[本文抜粋]

──────────

義理の母が亡くなりました。相続人は義姉の長女・私の妻(次女)・義弟の長男の3名です。実は長男が障害者で成年後見人をつけなければ実家の不動産処分が出来ないという事は存じ上げています。
しかしどういう手続きをすればいいのか分からないのです。そして誰にお願いすればいいのかいいのかも教えて頂きたいです。相続財産は幾らかの現金と自宅不動産だけです。
※ 相談者のプライバシーに配慮し、実際の質問内容を一部改変して掲載している場合がございます。ご容赦ください。
成年後見人の選任を家庭裁判所に申し立てる必要があります。
この手続きは、司法書士か弁護士に依頼出来ます。成年後見人の仕事は、義弟さんに代わって遺産分割協議に参加することです。
H様の場合、自宅の不動産を売却し、現金の相続手続きを行うためには、成年後見人の選任を家庭裁判所に申し立てる必要があります。
この手続きを依頼できる専門家は、司法書士か弁護士です。不動産の相続登記から、売却までを段取りするという意味では、司法書士が適任かと思います。司法書士は、成年後見の申し立てだけでなく、不動産の名義変更の専門家だからです。
なぜ、成年後見人の選任申し立てが必要なのかというと、遺産分割協議に、障害を持っている義弟さんは参加できないからです。
ご家族がお亡くなりになって、相続が発生する場合、遺産を承継するためには遺産分割協議が必要となります。遺産の承継について相続人で話し合って、分配方法を決めるためです。
これは、遺産の中に不動産が含まれていて売却を検討している場合も同じです。不動産を売却するためには、一旦お義母様名義から、相続人名義にする必要があり、そのためには遺産分割協議が必要だからです。
ところが、障害を持っておられる方は、判断能力が十分ではないため、遺産分割協議に参加できません。そこで、このような場合、障害を持っておられる方の代わりに遺産分割協議に参加する「成年後見人」の選任を行い、成年後見人が代わりに遺産分割協議に参加しなければいけないこととされています。
以上より、障害を持っておられる義弟さんのために、成年後見人の選任申し立てを行う必要があるわけです。

──────────

[課題]
**A)** 相続相談の本文について、次の問いに答えてください。
(i) 相続人は何名ですか。
(ii) 成年後見人の選任は、どこに申し立てる必要がありますか。
(iii) 司法書士が適任とされる理由として、何が挙げられていますか。
**B)** 相続相談の本文を、最後の文の続きから書き進めてください。
このあとに示すデータは、本文とは別の出典から取ったものです。

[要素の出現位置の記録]
──────────

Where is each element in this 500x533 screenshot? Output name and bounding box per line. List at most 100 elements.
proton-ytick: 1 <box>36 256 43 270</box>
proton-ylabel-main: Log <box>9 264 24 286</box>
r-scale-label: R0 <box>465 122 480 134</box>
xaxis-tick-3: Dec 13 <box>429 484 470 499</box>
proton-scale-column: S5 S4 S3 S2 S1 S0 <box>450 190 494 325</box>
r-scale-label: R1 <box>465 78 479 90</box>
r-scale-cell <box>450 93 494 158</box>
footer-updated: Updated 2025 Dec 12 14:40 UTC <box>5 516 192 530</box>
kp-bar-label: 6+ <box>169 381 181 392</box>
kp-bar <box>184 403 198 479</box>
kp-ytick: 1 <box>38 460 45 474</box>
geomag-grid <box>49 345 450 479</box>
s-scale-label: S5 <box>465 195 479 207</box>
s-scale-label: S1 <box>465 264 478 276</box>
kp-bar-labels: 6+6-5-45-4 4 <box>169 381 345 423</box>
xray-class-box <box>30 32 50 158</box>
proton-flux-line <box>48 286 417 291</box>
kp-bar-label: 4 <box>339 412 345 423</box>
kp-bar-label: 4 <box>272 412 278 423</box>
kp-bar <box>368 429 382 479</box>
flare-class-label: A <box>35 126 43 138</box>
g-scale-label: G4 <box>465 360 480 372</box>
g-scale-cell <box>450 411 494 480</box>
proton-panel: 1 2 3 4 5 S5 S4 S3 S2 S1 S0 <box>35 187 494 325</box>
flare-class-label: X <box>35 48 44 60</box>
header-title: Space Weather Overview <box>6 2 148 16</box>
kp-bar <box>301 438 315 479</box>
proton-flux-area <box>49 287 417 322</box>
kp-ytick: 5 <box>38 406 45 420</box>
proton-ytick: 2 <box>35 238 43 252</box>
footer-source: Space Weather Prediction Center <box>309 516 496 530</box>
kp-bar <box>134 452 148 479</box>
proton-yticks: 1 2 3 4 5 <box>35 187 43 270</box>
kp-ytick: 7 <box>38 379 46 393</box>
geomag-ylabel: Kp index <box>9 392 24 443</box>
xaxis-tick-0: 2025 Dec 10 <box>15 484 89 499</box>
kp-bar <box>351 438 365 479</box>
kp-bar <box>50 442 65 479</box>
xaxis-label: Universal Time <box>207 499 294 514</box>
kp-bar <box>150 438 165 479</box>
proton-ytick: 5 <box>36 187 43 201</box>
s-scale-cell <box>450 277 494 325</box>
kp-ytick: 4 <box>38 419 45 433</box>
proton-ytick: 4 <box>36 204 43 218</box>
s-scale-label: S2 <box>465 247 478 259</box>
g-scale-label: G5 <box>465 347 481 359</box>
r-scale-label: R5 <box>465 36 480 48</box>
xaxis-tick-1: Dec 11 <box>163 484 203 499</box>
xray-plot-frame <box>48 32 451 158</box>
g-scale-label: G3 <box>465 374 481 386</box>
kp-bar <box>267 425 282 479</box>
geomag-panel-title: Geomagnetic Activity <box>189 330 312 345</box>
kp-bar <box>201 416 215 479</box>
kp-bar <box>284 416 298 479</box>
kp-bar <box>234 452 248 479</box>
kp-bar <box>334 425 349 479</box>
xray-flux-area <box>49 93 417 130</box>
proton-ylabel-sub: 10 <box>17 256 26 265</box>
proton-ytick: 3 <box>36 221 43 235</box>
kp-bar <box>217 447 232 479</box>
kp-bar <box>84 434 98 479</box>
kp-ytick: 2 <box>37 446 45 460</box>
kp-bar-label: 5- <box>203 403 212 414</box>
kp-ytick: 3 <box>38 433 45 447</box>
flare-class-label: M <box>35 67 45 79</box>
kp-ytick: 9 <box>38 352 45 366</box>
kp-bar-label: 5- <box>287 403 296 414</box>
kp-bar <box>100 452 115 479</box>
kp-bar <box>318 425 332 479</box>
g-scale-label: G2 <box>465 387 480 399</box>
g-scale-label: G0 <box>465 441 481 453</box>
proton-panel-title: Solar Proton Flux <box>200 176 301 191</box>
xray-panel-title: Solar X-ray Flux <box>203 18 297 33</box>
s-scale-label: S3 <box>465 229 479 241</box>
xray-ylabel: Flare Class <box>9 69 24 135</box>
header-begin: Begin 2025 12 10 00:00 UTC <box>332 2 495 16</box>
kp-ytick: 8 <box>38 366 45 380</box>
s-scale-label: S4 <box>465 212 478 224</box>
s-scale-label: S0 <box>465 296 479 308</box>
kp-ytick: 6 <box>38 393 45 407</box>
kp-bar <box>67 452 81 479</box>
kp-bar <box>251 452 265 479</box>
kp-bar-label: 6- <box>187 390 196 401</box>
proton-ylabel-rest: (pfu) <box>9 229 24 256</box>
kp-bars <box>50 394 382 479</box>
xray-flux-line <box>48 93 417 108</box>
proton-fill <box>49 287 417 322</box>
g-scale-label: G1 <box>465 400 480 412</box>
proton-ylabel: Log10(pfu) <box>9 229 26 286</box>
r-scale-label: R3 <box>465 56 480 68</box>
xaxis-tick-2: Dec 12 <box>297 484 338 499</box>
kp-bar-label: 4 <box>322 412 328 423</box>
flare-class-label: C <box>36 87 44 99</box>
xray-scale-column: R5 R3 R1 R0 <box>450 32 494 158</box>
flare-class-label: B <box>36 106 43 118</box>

──────────

[演習の結果]
**A)**
(i) 3名です。
(ii) 家庭裁判所です。
(iii) 司法書士は、成年後見の申し立てだけでなく、不動産の名義変更の専門家だからです。

**B)**
この、成年後見人がどこまでの仕事をしてくれるかですが、上記の通り、成年後見人は義弟さんに代わって遺産分割協議に参加し、義弟さんに不利にならないように遺産の分配を行うのが仕事となります。
しかし、一旦成年後見人が選任されると、遺産分割協議後も義弟さんの財産管理をずっとし続けることとなります。例えば、施設への入所契約を行ったり、預金の管理を行うなど、生涯にわたって、成年後見人が財産管理を行うこととなります。
誰が成年後見人になるのかについては、最終的には家庭裁判所の判断となるため、必ずしも希望通りになるとは限りません。しかし、今まで義弟さんのお世話をしてきた家族を候補者とすることも、専門家を候補者とすることもできます。成年後見人の業務は、遺産分割協議が終わった後も継続しますので、慎重に選ぶ必要があります。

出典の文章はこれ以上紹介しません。